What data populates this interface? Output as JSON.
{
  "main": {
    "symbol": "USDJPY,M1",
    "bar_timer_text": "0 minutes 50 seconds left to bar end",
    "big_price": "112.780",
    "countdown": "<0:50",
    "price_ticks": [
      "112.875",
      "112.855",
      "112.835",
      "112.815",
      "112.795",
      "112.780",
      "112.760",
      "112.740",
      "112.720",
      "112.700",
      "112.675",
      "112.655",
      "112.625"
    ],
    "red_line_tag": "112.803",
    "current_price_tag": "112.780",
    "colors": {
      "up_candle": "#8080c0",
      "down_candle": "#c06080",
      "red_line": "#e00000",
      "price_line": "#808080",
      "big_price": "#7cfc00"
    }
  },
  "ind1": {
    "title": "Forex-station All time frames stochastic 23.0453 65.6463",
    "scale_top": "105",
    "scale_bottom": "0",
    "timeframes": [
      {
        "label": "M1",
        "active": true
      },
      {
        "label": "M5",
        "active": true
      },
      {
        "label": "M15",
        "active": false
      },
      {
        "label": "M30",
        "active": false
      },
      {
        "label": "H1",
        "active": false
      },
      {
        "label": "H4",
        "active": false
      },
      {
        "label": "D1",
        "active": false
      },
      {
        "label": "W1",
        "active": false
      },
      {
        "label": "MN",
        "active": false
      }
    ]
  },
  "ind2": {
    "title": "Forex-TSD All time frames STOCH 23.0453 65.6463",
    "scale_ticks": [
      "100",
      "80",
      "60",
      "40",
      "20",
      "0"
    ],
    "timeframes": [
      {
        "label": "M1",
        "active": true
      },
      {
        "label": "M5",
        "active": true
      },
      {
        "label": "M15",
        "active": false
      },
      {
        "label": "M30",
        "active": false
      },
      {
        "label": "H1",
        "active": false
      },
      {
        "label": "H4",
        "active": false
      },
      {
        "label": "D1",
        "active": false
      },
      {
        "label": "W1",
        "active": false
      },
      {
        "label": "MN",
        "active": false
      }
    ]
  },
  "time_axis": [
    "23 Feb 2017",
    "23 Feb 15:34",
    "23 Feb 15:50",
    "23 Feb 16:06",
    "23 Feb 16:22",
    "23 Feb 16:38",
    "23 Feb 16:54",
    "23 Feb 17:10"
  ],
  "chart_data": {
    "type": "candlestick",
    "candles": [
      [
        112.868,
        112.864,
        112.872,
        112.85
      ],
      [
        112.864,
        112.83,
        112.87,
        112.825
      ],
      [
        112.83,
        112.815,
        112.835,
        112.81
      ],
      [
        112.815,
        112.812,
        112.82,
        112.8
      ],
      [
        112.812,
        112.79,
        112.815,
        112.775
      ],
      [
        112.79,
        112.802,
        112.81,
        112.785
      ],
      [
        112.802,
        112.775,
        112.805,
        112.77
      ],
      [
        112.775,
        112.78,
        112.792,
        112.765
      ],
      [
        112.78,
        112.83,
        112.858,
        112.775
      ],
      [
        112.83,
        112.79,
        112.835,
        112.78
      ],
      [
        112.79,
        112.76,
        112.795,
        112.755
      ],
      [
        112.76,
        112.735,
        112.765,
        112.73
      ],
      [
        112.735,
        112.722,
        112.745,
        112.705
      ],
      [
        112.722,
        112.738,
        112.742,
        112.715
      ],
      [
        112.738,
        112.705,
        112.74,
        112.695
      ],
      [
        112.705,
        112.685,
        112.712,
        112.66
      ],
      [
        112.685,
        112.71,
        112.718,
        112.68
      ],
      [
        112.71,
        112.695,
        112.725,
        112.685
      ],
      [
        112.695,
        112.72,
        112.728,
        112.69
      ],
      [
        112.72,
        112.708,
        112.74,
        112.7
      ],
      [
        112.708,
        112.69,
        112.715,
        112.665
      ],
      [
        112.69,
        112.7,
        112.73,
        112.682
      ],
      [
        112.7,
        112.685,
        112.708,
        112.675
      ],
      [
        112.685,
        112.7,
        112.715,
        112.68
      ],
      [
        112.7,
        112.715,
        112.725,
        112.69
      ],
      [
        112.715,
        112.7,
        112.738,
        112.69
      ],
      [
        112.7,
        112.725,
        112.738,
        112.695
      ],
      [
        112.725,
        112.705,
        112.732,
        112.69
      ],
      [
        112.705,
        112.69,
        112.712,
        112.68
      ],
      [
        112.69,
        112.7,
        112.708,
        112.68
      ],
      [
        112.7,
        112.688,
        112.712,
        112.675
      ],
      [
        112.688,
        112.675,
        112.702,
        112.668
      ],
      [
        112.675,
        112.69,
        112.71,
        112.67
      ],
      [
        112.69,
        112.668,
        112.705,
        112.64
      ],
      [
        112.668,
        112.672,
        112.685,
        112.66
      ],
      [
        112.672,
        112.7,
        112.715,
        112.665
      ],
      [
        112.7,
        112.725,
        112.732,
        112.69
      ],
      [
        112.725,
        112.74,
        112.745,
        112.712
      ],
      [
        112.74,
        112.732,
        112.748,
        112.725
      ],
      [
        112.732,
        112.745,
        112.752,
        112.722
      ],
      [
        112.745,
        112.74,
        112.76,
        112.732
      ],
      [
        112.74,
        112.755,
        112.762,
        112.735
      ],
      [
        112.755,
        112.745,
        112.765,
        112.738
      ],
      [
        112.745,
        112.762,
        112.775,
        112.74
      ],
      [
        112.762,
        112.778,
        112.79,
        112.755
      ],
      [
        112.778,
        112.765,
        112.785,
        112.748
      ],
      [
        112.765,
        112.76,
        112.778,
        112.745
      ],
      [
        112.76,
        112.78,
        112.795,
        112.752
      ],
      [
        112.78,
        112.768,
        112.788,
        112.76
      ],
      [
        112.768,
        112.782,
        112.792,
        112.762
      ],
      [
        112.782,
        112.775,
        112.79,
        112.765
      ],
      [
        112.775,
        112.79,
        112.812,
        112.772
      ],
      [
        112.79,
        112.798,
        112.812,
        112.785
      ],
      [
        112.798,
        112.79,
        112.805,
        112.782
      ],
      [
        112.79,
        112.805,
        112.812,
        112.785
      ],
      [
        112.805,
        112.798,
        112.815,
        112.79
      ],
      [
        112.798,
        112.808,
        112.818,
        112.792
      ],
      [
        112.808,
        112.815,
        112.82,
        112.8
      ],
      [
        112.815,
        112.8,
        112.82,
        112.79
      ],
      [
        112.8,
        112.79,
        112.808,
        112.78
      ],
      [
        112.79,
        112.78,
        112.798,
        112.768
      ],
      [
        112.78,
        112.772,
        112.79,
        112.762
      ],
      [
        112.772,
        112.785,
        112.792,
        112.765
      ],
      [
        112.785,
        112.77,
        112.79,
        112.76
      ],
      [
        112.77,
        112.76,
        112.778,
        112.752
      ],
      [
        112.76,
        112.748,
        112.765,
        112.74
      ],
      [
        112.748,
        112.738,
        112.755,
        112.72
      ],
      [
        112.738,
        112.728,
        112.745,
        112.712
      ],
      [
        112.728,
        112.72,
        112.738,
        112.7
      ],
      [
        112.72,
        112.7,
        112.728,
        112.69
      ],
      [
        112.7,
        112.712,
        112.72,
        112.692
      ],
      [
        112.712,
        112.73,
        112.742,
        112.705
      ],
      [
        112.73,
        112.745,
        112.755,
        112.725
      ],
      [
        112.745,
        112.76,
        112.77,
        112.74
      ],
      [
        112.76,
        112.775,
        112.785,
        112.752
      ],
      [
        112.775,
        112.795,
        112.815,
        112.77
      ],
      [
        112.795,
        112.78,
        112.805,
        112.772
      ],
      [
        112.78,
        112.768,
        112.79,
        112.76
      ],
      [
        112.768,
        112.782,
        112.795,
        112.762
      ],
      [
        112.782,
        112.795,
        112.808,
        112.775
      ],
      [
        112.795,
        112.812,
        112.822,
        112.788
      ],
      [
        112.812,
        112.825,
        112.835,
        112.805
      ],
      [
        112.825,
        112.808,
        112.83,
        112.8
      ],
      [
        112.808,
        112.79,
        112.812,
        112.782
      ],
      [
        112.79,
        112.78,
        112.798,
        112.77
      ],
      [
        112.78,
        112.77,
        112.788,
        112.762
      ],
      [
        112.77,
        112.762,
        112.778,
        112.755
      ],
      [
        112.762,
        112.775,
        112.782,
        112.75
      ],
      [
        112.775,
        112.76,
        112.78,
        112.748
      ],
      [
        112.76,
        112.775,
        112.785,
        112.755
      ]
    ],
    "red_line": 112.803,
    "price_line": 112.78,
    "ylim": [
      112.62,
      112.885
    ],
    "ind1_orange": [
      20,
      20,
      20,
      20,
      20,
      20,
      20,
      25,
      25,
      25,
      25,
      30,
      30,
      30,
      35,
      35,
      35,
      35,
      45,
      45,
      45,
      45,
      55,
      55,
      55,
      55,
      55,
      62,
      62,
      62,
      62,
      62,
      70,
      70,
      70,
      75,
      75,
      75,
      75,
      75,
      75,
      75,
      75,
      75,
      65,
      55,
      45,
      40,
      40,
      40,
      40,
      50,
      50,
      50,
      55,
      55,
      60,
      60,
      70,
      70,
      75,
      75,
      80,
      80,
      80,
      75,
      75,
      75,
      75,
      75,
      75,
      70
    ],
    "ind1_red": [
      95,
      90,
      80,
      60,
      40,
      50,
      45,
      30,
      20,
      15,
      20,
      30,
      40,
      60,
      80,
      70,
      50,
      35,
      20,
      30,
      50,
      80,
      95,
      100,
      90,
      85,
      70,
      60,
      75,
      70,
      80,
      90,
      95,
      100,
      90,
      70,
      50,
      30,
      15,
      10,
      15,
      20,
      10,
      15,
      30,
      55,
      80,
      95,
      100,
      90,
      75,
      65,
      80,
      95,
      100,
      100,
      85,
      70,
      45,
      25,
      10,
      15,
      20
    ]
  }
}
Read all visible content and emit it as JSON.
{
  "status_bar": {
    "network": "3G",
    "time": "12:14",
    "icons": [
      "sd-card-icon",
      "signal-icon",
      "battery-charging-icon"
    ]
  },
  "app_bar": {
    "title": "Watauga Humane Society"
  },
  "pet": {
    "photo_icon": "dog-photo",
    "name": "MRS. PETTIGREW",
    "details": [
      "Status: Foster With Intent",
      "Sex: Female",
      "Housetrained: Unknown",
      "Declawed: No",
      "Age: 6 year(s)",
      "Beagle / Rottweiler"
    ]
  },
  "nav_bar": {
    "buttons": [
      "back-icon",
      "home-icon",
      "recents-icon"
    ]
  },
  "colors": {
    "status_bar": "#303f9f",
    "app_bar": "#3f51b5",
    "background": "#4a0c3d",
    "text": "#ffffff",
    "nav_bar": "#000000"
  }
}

=====

▸ **SHORT PROBLEM**:
Reproduce, exactly and with nothing added, the lines from the one that includes "Read all visible content and emit it as JSON." through the last line of the material.

▸ **SOLUTION TO THIS EXERCISE**:
Read all visible content and emit it as JSON.
{
  "status_bar": {
    "network": "3G",
    "time": "12:14",
    "icons": [
      "sd-card-icon",
      "signal-icon",
      "battery-charging-icon"
    ]
  },
  "app_bar": {
    "title": "Watauga Humane Society"
  },
  "pet": {
    "photo_icon": "dog-photo",
    "name": "MRS. PETTIGREW",
    "details": [
      "Status: Foster With Intent",
      "Sex: Female",
      "Housetrained: Unknown",
      "Declawed: No",
      "Age: 6 year(s)",
      "Beagle / Rottweiler"
    ]
  },
  "nav_bar": {
    "buttons": [
      "back-icon",
      "home-icon",
      "recents-icon"
    ]
  },
  "colors": {
    "status_bar": "#303f9f",
    "app_bar": "#3f51b5",
    "background": "#4a0c3d",
    "text": "#ffffff",
    "nav_bar": "#000000"
  }
}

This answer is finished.